Source document -

☆ ☆ ☆

Bolsonaro’s focus on the “importing of conflicts” represent a grave and double threat to Brazilian workers. At the same time that he endorses far-right and police riots against demonstrators, he is consciously seeking to exploit divisions provoked by the turn by a significant section of the ruling class to identity politics and racialist communalism, as well as their unanimous adoption by the pseudo-left.
These forces have mounted an increasingly right-wing attack on the so-called “racial democracy myth,” portraying it as a barrier to the development of a “black identity” among Brazilians. They pretend to fight racism and the hypocrisy of the past by elevating race as the primary category, thereby enabling Bolsonaro to pose as an opponent of racism. At the same time, they seek to subordinate workers to capitalist identity politics, which benefits solely a narrow “rainbow coalition” of reaction by appointing “black” and “brown” capitalist managers and officials in the repressive state apparatus.
This danger was on display in the response of the media and the political establishment to the recent Black Consciousness Day.
November 20 saw the bourgeois press inundated with reports of how companies had to do more to promote black leaders, with the conservative O Estado de S. Paulo —formerly a fierce opponent of affirmative action—calling attention to the fact that none of the presidents of the 100 largest companies traded on the São Paulo stock exchange are black. The CEO of the Brazilian branch of Carrefour, Noel Prioux, made a televised speech on the most watched prime-time program, Globo’s Jornal Nacional, declaring that the murder of João Alberto Freitas was “beyond his comprehension” as a “white and privileged” person.
Signaling a renewed right-wing lurch by the Workers Party (PT), former president Luiz Inácio Lula da Silva declared on Twitter that “racism is the origin of every abyss in this country.”
The latest unemployment figures indicate that 15 percent of Brazilians are out of a job. Brazil is being hit by a second wave of the COVID-19 pandemic without ever coming close to controlling the first, and unemployment will soar even further. More than 170,000 Brazilians have already died, leaving millions with their lives destroyed emotionally and financially. The economic crisis resulting from the pandemic is vastly accelerating the war drive among the imperialist powers, which is itself making necessary brutal austerity and impoverishment the world over.
The horrifying murder of João Alberto Freitas is a sharp exposure of capitalist barbarism. Such crimes, from Brazil, to the US, to France and around the globe, are provoking an ever more militant reaction by the working class internationally. The latest demonstrations in Brazil were without question connected to a much larger movement of millions of workers and youth of every background against police violence, racism, social inequality and the murderous “herd immunity” policy of the ruling class.
In order to fight these conditions, it is necessary that workers build a conscious leadership to confront their source, capitalism, and to unify their struggles against all attempts by both the “democratic” and fascistic factions of the ruling class, along with its pseudo-left servants, to divide workers along national, racial and gender lines. That is the struggle being waged by the International Committee of the Fourth International (ICFI) and its Brazilian supporters in the Socialist Equality Group.

☆ ☆ ☆

Dataset extract -
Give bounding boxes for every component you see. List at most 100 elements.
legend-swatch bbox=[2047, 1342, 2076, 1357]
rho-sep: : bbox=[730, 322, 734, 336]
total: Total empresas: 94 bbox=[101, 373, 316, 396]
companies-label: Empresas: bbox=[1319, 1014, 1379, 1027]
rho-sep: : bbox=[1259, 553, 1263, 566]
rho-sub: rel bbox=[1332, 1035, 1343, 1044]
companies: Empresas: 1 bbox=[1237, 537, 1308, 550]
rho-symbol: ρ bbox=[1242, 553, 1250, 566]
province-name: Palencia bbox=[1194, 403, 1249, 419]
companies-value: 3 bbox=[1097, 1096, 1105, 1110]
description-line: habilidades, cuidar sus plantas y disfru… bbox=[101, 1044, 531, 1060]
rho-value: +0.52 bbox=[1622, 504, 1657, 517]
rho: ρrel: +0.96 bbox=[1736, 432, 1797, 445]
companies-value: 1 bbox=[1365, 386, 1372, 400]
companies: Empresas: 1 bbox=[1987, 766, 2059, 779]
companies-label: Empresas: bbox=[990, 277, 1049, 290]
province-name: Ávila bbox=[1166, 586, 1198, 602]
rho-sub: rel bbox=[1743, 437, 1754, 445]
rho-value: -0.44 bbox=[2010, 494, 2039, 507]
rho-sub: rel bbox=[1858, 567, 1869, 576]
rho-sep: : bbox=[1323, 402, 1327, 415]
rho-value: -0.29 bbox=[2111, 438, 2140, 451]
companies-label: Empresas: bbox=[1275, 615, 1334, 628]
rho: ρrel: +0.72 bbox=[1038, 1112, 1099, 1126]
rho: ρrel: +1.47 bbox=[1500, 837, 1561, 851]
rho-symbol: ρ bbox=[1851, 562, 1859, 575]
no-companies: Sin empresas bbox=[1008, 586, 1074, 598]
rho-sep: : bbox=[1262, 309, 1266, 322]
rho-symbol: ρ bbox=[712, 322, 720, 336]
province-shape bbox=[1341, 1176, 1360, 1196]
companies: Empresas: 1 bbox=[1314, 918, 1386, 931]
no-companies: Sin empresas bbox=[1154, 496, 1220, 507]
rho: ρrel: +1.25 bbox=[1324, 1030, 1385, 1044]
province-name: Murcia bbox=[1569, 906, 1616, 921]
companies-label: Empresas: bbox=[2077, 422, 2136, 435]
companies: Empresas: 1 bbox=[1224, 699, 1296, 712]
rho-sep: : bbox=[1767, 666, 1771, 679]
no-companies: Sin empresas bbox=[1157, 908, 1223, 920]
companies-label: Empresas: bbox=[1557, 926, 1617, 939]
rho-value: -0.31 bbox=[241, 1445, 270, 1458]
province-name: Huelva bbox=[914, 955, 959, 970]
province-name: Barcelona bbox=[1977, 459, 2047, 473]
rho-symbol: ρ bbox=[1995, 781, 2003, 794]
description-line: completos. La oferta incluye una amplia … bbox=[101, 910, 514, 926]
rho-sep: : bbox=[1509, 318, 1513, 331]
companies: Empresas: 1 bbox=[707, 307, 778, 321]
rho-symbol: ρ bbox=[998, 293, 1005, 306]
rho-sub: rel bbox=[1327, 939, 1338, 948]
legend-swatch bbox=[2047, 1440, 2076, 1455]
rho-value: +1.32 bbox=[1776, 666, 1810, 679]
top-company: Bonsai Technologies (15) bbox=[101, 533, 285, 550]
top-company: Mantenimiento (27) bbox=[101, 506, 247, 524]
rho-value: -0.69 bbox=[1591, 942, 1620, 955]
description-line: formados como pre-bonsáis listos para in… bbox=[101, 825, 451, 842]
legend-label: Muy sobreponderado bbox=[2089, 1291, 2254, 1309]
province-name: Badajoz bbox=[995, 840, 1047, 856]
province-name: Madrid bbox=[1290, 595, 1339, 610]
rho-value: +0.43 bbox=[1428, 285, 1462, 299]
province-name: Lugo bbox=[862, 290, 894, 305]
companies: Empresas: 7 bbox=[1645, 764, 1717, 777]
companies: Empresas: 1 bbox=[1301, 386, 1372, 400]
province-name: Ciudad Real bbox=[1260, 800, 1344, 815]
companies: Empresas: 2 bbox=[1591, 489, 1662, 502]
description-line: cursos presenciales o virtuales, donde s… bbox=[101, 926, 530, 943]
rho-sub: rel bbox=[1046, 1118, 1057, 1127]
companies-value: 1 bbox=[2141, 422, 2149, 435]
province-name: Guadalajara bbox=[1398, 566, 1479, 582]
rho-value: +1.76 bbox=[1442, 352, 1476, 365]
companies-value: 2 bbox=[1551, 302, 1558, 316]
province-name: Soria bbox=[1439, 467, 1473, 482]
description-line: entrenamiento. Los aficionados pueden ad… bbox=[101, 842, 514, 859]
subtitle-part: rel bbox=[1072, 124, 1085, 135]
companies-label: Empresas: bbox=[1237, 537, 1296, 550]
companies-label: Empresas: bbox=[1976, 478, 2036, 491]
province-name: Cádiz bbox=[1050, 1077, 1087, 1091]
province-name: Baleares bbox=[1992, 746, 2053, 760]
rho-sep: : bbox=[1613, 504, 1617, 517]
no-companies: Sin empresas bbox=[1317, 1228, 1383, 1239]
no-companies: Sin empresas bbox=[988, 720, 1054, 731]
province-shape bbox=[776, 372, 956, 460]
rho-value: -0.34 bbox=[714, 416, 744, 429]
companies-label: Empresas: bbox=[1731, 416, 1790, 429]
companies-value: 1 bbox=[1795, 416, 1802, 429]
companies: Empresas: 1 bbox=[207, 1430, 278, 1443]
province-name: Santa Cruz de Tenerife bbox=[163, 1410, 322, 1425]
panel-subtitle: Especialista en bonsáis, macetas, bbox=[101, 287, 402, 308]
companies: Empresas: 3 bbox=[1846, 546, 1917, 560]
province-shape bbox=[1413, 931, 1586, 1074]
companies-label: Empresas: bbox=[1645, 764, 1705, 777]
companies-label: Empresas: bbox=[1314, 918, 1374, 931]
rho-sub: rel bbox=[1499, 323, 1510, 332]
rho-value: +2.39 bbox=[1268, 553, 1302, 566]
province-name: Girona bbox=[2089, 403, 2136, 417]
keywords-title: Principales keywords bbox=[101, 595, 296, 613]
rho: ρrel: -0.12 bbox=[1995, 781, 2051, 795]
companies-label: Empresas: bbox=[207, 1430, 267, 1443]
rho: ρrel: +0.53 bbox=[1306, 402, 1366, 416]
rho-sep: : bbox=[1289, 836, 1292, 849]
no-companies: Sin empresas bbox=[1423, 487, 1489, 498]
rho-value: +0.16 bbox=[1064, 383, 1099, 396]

☆ ☆ ☆

Your objective - Quote, word for word, the stretch of the article on Bolsonaro and racial politics in Brazil from "Signaling a renewed" through "the world over.".

The answer -
Signaling a renewed right-wing lurch by the Workers Party (PT), former president Luiz Inácio Lula da Silva declared on Twitter that “racism is the origin of every abyss in this country.”
The latest unemployment figures indicate that 15 percent of Brazilians are out of a job. Brazil is being hit by a second wave of the COVID-19 pandemic without ever coming close to controlling the first, and unemployment will soar even further. More than 170,000 Brazilians have already died, leaving millions with their lives destroyed emotionally and financially. The economic crisis resulting from the pandemic is vastly accelerating the war drive among the imperialist powers, which is itself making necessary brutal austerity and impoverishment the world over.